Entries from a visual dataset
◇ ◇ ◇ ◇ ◇

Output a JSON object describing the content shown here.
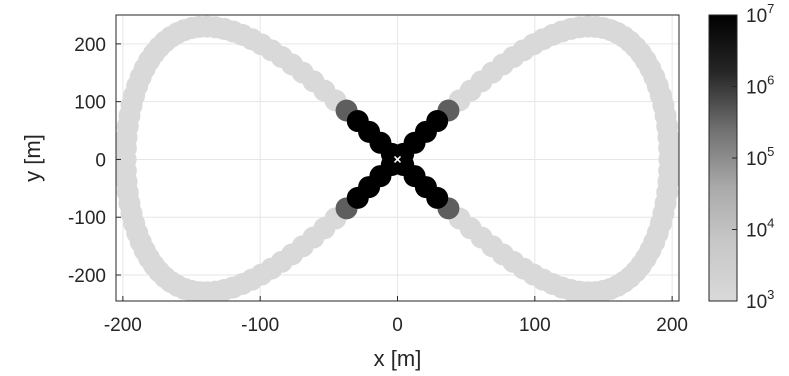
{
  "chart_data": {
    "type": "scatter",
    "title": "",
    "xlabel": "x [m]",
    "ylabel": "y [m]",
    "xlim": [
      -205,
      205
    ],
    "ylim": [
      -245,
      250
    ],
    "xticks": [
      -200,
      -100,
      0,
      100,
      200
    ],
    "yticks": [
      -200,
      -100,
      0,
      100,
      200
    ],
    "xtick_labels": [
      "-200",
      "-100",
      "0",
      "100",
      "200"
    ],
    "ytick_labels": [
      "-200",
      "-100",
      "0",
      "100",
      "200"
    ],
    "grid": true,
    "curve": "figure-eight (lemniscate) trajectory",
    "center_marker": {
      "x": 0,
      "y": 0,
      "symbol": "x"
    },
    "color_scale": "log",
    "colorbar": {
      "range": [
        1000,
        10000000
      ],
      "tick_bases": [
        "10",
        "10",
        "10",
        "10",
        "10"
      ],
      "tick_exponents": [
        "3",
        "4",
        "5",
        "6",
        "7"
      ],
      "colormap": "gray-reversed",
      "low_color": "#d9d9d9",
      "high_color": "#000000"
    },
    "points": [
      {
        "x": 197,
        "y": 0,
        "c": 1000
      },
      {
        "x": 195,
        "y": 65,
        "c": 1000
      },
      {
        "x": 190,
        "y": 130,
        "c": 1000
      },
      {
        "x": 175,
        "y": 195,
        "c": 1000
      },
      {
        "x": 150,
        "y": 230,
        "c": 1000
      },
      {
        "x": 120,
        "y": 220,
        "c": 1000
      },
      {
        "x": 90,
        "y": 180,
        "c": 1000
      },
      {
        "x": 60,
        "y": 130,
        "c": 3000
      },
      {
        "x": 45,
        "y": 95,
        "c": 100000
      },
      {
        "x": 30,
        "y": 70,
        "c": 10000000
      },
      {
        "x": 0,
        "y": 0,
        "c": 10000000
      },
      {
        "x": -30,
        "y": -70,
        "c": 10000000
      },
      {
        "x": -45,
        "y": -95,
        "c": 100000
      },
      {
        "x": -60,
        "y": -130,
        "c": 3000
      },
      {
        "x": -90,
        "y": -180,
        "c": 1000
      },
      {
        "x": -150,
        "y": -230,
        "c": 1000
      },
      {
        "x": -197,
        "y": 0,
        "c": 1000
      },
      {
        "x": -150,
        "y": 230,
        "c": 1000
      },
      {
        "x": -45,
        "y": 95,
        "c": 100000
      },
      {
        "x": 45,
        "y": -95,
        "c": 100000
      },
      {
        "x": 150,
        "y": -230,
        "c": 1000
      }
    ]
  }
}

◇ ◇ ◇ ◇ ◇

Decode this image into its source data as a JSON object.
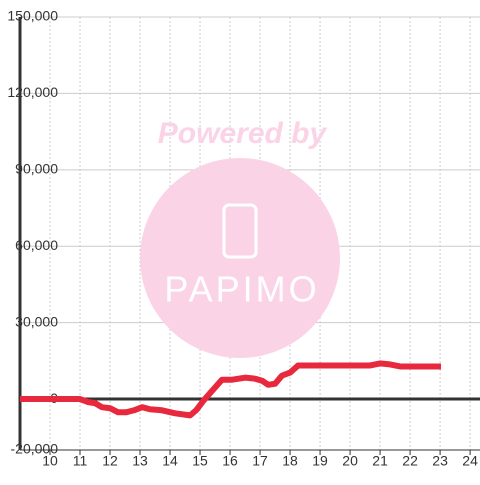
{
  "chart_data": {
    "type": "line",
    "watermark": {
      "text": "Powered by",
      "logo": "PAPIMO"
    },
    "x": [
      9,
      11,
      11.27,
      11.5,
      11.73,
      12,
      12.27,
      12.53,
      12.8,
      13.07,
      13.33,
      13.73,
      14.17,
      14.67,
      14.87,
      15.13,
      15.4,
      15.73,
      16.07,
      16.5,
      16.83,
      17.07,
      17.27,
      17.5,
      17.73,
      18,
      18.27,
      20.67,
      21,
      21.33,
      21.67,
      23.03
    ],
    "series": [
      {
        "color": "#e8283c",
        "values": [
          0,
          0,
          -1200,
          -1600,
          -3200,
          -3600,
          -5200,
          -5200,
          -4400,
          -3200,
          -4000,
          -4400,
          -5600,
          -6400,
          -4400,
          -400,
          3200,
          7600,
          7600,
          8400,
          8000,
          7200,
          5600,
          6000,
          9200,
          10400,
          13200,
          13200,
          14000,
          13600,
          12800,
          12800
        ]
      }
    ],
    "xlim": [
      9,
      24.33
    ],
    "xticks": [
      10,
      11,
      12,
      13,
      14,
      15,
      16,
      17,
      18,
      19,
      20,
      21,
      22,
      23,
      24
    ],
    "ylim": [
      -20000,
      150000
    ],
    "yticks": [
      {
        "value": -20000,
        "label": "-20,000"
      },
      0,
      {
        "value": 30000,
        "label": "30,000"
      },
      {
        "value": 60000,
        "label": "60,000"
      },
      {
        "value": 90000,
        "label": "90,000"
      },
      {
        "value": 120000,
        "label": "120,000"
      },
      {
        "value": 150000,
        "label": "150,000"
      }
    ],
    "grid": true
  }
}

◇ ◇ ◇ ◇ ◇

Your answer should be a single number: the count of lines in the material above that contain "JSON".

2